*Problem:*
Copy out the listing word for word, everything from the start down to the line containing "comment-time: 昨天16:06 bbox=[185, 2122, 381, 2168]", both ends included.

• • • • • • •

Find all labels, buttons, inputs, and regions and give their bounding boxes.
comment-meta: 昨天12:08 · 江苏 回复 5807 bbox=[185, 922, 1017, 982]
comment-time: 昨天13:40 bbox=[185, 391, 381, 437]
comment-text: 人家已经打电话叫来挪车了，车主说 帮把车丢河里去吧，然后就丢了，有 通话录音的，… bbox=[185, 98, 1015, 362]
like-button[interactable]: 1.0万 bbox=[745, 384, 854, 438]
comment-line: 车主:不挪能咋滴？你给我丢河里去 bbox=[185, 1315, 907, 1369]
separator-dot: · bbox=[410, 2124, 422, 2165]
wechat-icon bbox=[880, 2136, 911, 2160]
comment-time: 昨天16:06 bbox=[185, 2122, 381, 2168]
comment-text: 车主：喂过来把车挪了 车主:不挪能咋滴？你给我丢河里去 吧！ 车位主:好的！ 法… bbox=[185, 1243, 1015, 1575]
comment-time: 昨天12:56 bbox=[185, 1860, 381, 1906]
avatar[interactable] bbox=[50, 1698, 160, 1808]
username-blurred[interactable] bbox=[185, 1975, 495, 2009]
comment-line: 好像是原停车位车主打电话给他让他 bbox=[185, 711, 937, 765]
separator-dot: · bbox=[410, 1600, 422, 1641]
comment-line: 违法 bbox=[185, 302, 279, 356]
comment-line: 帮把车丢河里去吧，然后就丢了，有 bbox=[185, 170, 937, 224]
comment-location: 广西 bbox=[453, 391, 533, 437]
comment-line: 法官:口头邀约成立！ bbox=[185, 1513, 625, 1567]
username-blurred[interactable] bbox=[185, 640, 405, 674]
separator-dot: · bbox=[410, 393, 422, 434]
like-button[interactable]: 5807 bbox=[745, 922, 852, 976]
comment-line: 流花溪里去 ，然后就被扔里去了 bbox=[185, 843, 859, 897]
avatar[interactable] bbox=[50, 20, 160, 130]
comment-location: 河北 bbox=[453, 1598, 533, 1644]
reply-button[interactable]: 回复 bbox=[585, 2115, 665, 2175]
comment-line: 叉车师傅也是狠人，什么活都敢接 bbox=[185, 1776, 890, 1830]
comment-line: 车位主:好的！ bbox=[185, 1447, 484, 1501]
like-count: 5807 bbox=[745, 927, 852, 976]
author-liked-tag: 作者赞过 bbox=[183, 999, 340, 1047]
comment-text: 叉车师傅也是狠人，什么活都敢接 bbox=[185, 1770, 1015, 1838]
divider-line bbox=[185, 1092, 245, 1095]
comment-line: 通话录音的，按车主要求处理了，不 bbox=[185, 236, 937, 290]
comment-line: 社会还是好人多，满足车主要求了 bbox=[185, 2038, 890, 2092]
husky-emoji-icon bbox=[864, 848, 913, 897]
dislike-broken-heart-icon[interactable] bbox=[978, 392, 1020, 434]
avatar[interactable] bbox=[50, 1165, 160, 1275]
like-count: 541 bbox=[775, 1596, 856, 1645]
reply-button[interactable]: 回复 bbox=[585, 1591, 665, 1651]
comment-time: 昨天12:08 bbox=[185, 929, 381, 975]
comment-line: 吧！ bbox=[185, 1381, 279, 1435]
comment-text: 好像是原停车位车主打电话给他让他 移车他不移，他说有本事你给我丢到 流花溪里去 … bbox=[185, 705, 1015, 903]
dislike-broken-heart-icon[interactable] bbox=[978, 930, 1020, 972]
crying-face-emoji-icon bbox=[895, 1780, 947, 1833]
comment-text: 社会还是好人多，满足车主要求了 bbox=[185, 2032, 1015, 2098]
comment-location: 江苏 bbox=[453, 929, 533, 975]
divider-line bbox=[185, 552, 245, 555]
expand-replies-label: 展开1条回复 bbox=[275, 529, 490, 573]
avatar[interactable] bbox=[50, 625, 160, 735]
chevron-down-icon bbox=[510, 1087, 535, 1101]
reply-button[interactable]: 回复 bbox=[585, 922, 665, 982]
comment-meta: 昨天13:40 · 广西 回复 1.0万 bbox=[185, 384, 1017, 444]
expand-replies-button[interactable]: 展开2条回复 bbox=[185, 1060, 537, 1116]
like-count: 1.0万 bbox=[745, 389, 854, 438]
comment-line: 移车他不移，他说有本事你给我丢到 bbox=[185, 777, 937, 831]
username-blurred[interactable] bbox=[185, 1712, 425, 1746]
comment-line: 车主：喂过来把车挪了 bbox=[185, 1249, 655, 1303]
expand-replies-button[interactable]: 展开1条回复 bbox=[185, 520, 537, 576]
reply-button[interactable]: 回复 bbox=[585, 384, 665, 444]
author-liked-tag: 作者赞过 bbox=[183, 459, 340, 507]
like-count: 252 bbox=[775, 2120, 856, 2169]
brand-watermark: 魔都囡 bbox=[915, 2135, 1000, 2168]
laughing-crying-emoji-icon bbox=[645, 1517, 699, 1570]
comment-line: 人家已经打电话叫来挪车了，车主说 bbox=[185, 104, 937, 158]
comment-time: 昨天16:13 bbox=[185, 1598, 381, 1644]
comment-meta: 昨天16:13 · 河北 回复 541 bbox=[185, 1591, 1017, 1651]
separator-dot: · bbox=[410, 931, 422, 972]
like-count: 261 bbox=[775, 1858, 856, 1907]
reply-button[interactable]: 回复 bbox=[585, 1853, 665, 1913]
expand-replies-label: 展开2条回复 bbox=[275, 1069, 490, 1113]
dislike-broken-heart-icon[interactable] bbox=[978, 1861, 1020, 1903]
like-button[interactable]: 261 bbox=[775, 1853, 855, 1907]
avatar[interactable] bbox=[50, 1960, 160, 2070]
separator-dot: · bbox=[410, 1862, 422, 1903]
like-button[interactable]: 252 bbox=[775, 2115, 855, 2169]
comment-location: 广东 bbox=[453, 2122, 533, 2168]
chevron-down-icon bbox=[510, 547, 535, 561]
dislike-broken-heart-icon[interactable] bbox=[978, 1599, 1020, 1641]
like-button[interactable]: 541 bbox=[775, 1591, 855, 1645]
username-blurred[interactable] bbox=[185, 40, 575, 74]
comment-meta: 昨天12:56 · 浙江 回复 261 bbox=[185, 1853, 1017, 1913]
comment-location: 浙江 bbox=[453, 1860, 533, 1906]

• • • • • • •

*Full response:*
Find all labels, buttons, inputs, and regions and give their bounding boxes.
comment-meta: 昨天12:08 · 江苏 回复 5807 bbox=[185, 922, 1017, 982]
comment-time: 昨天13:40 bbox=[185, 391, 381, 437]
comment-text: 人家已经打电话叫来挪车了，车主说 帮把车丢河里去吧，然后就丢了，有 通话录音的，… bbox=[185, 98, 1015, 362]
like-button[interactable]: 1.0万 bbox=[745, 384, 854, 438]
comment-line: 车主:不挪能咋滴？你给我丢河里去 bbox=[185, 1315, 907, 1369]
separator-dot: · bbox=[410, 2124, 422, 2165]
wechat-icon bbox=[880, 2136, 911, 2160]
comment-time: 昨天16:06 bbox=[185, 2122, 381, 2168]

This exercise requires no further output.